Work instructions — Find every line in the records below that holds the word "intermediate", and copy it out.

Given information —
** BEGIN **

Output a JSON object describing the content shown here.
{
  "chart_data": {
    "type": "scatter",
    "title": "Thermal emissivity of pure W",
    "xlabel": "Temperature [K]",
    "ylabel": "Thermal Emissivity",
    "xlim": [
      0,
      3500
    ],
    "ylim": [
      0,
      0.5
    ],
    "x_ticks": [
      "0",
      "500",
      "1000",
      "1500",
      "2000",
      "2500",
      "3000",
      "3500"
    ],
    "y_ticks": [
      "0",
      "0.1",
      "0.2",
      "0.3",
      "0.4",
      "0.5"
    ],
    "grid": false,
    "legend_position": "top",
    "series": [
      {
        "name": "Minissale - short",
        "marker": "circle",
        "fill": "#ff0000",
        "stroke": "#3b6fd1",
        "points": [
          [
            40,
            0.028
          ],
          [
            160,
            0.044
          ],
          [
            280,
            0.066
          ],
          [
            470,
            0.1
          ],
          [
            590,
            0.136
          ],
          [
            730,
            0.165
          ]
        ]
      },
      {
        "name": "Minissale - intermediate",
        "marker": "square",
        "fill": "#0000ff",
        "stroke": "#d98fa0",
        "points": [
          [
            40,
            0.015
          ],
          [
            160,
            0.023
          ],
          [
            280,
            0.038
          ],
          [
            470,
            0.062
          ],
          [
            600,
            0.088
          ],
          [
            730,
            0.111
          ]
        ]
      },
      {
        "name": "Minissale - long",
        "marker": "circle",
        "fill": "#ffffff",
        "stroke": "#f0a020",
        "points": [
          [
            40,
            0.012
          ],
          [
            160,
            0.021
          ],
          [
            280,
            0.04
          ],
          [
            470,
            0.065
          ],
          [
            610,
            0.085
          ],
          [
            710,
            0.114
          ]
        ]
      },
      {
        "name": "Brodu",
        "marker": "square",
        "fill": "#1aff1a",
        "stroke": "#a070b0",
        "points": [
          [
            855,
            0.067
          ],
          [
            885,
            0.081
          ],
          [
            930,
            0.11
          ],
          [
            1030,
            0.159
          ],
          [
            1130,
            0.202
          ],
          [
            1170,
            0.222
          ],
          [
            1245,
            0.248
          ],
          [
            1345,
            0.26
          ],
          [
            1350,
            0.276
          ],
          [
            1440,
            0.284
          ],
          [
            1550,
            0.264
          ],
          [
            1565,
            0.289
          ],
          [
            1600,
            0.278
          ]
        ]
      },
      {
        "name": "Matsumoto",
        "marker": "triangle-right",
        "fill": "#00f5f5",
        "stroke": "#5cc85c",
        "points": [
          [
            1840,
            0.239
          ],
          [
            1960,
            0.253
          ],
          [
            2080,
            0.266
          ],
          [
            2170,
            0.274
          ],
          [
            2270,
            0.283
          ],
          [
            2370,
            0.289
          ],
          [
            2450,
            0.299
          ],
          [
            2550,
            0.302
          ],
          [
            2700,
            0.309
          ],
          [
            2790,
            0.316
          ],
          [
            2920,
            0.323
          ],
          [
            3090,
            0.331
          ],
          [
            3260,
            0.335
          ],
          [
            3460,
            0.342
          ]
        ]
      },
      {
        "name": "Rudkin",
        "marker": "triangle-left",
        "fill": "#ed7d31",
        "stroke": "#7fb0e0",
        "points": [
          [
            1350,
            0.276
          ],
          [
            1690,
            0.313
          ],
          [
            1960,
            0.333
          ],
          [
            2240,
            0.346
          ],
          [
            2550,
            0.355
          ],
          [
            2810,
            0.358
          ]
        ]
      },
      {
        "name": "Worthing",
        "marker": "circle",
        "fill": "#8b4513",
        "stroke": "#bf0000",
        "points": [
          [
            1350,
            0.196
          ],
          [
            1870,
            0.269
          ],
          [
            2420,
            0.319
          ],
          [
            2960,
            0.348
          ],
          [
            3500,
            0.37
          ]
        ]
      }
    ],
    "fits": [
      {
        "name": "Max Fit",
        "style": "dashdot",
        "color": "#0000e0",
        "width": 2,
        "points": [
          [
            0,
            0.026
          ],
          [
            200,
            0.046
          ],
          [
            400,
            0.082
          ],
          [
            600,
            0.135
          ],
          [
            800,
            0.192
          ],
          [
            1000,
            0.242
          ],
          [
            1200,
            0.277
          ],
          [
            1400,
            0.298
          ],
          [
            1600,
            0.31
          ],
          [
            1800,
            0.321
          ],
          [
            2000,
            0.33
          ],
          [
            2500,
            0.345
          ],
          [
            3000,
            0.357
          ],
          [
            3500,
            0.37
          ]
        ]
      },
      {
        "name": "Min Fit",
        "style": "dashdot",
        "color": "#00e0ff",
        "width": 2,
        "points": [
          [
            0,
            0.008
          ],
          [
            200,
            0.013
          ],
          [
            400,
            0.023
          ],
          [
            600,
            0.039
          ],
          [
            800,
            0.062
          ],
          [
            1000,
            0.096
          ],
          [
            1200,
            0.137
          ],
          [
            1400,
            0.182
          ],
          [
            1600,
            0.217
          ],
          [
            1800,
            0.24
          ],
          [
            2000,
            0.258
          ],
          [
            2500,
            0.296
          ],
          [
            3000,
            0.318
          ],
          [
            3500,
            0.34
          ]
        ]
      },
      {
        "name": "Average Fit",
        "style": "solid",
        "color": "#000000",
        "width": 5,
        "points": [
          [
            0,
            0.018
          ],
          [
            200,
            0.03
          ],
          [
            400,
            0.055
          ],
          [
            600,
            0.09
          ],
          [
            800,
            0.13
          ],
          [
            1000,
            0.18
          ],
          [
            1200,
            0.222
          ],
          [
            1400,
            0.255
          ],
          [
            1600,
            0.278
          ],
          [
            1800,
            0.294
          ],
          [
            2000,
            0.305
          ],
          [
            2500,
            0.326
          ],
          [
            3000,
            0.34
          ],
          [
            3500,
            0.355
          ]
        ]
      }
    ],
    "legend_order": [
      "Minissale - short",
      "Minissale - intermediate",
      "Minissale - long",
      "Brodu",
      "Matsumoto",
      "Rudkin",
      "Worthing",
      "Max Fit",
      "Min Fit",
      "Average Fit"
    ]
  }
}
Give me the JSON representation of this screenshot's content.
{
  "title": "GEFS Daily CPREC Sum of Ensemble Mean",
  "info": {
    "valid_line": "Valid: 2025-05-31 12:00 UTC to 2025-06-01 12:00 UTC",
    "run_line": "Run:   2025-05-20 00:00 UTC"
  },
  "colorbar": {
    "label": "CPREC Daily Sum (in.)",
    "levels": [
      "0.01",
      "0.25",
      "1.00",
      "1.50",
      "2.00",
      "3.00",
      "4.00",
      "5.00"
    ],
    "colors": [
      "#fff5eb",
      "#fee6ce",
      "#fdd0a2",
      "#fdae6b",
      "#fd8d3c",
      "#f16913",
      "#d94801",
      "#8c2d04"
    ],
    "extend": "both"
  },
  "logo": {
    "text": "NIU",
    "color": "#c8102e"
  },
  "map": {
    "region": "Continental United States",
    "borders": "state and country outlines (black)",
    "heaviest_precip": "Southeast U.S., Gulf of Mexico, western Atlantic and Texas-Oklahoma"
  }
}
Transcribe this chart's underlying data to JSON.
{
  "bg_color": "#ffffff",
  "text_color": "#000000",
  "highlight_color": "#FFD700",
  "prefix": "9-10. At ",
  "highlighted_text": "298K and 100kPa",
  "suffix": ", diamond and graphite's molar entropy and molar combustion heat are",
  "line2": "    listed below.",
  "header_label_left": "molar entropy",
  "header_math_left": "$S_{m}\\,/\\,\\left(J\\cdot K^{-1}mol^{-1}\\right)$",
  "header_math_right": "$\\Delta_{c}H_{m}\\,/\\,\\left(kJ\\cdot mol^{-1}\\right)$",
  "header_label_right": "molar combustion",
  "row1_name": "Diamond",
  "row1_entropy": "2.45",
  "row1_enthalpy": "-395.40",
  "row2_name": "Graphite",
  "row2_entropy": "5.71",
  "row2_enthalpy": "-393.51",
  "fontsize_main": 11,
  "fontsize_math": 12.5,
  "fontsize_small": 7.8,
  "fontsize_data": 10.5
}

** END **

The solution —
        "name": "Minissale - intermediate",
      "Minissale - intermediate",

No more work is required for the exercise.